— Task brief —
Pull out every line of the listing below where "should" appears.

start Source material

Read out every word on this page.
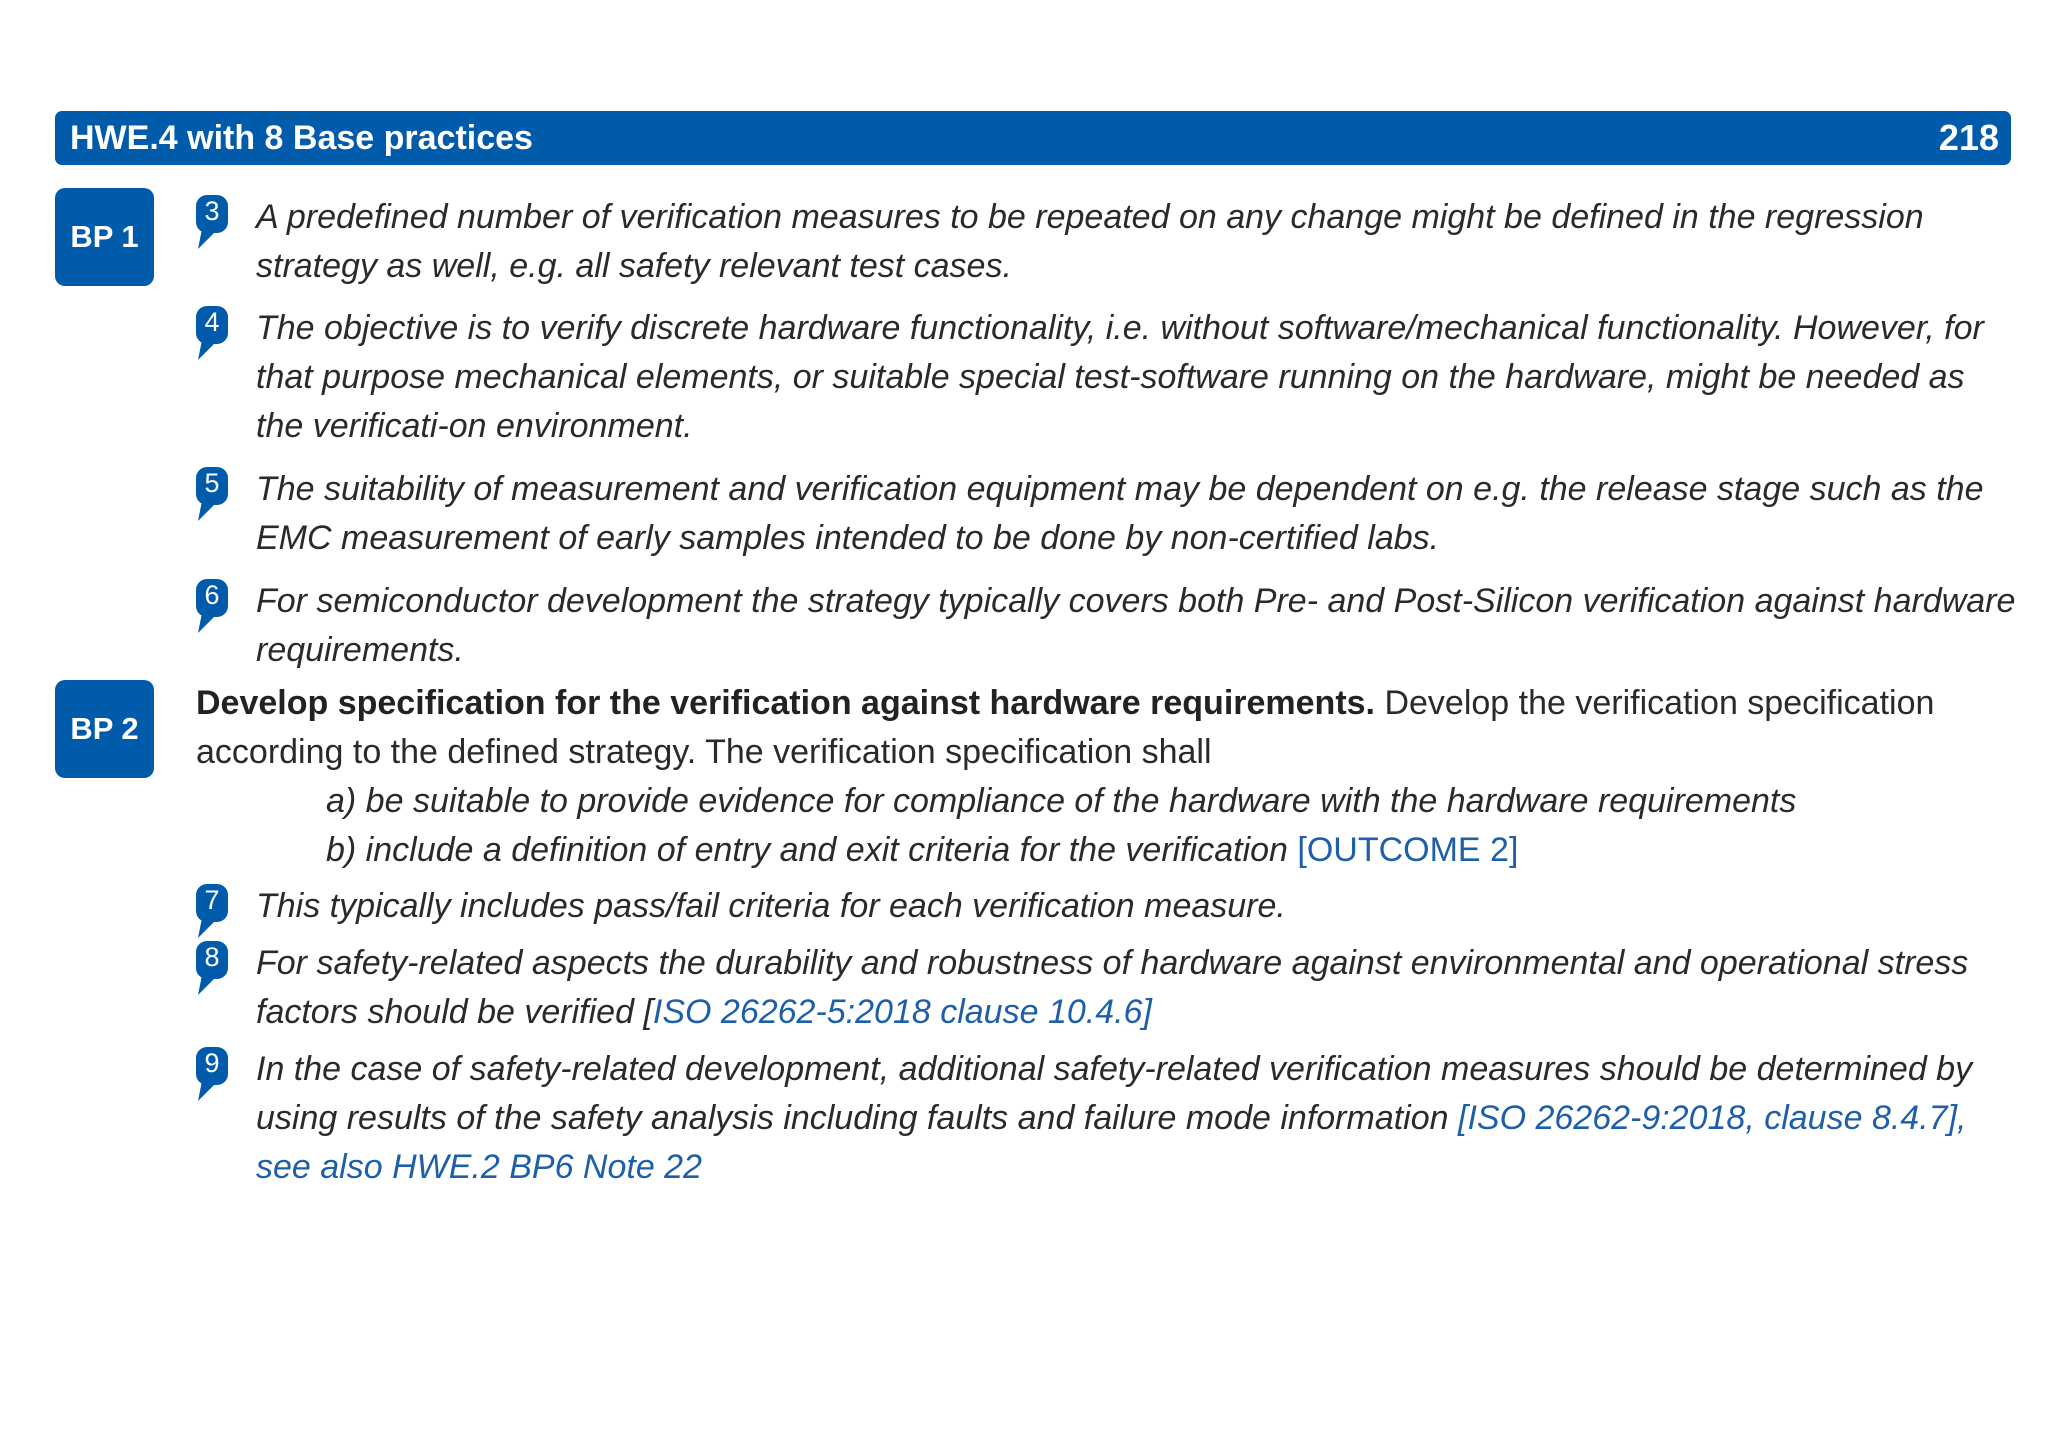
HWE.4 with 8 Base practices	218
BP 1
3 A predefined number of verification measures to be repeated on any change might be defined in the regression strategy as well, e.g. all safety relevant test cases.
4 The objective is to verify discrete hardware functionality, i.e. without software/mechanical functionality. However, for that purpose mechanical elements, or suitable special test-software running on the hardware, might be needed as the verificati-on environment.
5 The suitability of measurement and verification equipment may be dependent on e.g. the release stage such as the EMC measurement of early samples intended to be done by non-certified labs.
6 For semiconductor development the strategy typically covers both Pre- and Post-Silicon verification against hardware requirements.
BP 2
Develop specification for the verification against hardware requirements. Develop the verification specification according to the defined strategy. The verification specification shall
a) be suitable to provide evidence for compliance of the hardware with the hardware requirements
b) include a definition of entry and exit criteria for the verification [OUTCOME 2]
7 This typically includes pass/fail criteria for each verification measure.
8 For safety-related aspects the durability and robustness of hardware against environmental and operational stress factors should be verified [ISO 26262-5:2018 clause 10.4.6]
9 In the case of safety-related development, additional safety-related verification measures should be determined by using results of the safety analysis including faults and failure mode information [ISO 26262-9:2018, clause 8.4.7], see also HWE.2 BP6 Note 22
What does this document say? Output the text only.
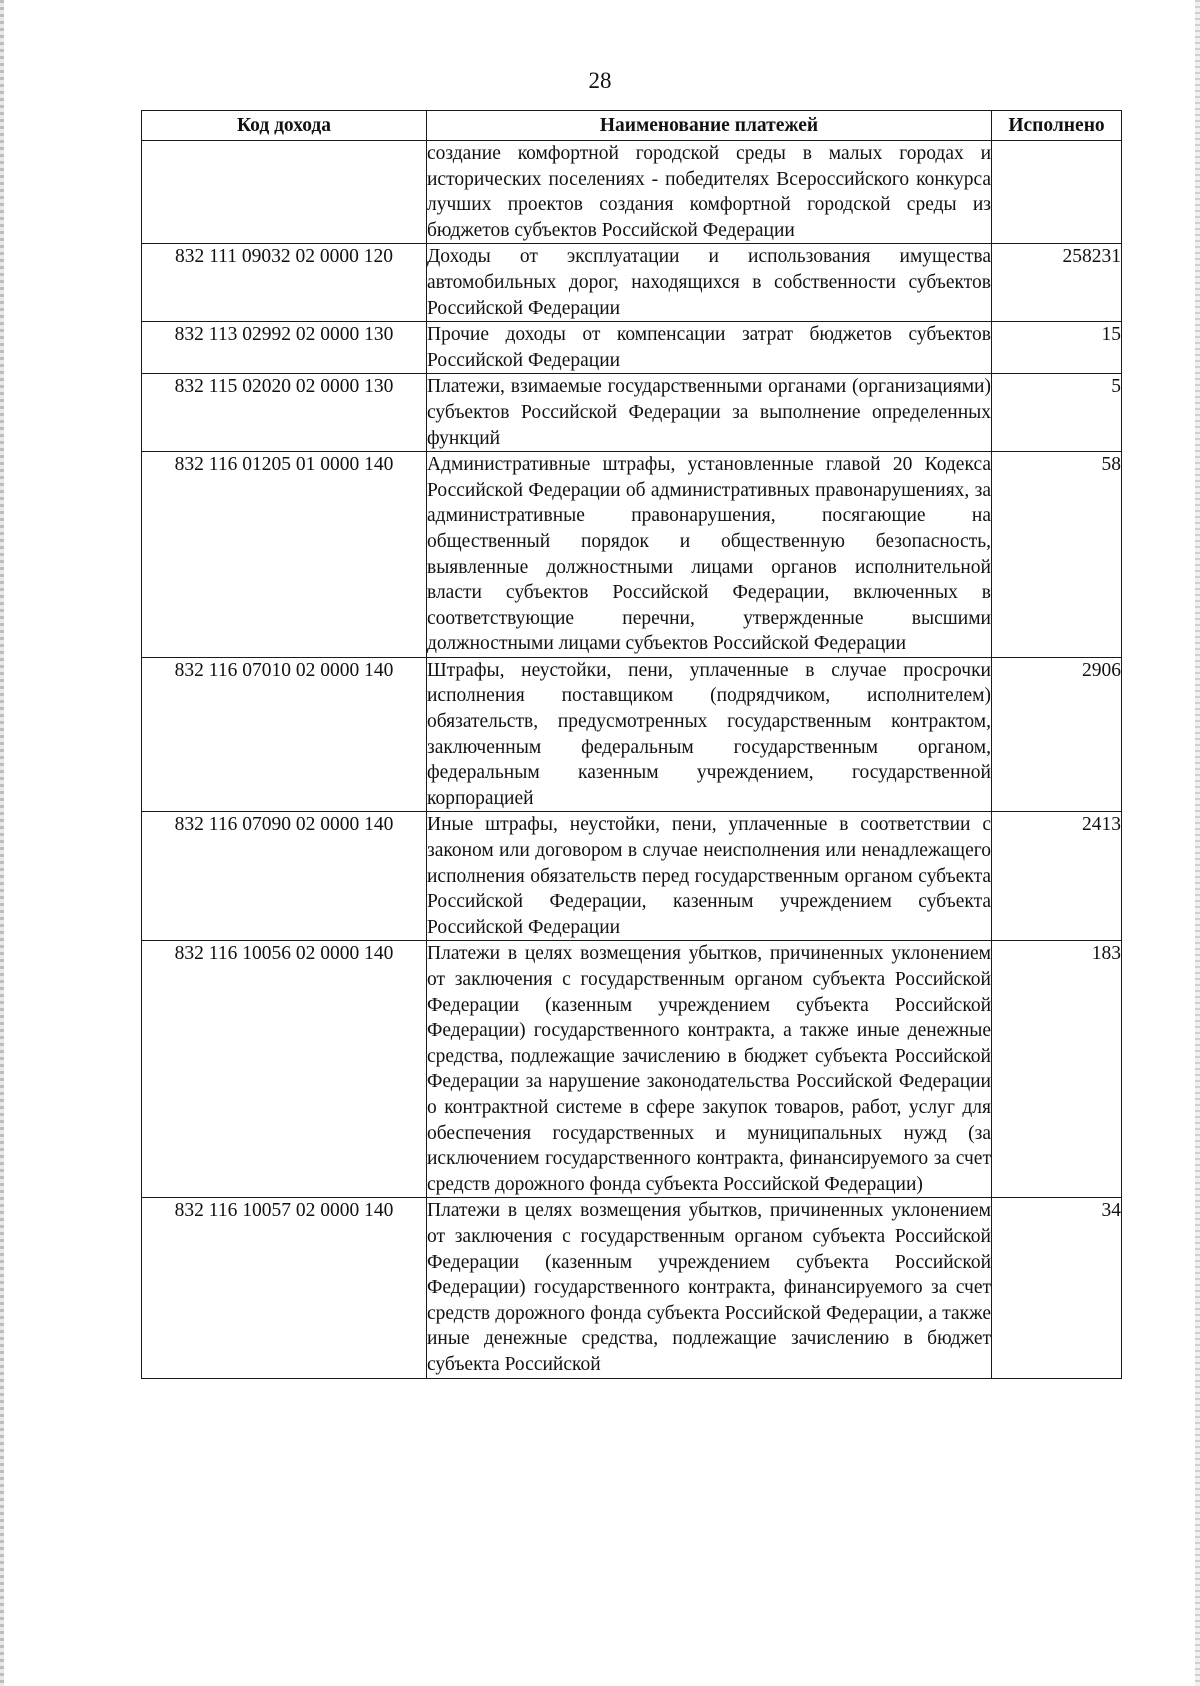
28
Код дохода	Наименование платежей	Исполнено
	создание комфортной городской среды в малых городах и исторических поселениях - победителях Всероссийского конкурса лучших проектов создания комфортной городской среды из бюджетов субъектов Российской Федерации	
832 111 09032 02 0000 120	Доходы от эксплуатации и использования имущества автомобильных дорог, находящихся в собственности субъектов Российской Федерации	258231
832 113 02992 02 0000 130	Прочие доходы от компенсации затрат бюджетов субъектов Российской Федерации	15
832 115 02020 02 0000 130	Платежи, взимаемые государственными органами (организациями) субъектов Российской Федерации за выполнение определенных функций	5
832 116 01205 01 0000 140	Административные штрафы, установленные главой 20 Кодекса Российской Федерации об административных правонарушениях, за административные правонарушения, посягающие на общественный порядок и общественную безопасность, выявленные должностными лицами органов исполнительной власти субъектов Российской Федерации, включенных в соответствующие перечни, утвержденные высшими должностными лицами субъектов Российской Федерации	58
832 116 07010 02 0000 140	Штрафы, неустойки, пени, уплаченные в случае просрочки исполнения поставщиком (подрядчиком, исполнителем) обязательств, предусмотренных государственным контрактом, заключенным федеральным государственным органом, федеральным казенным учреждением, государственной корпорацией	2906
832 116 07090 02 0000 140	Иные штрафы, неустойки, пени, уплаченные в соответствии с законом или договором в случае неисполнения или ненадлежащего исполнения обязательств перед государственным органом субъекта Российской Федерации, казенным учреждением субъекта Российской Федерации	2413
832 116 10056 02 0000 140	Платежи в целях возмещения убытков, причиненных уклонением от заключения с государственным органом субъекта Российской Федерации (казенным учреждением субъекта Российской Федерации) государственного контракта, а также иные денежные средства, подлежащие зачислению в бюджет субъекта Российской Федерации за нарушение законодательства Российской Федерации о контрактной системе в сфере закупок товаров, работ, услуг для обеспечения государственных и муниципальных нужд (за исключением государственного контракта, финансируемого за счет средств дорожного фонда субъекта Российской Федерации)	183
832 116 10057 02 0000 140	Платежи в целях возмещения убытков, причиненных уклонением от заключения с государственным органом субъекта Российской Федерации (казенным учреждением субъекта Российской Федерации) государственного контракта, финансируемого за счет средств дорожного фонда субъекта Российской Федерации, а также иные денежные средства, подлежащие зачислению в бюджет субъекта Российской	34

end Source material

— Written response —
8 For safety-related aspects the durability and robustness of hardware against environmental and operational stress factors should be verified [ISO 26262-5:2018 clause 10.4.6]
9 In the case of safety-related development, additional safety-related verification measures should be determined by using results of the safety analysis including faults and failure mode information [ISO 26262-9:2018, clause 8.4.7], see also HWE.2 BP6 Note 22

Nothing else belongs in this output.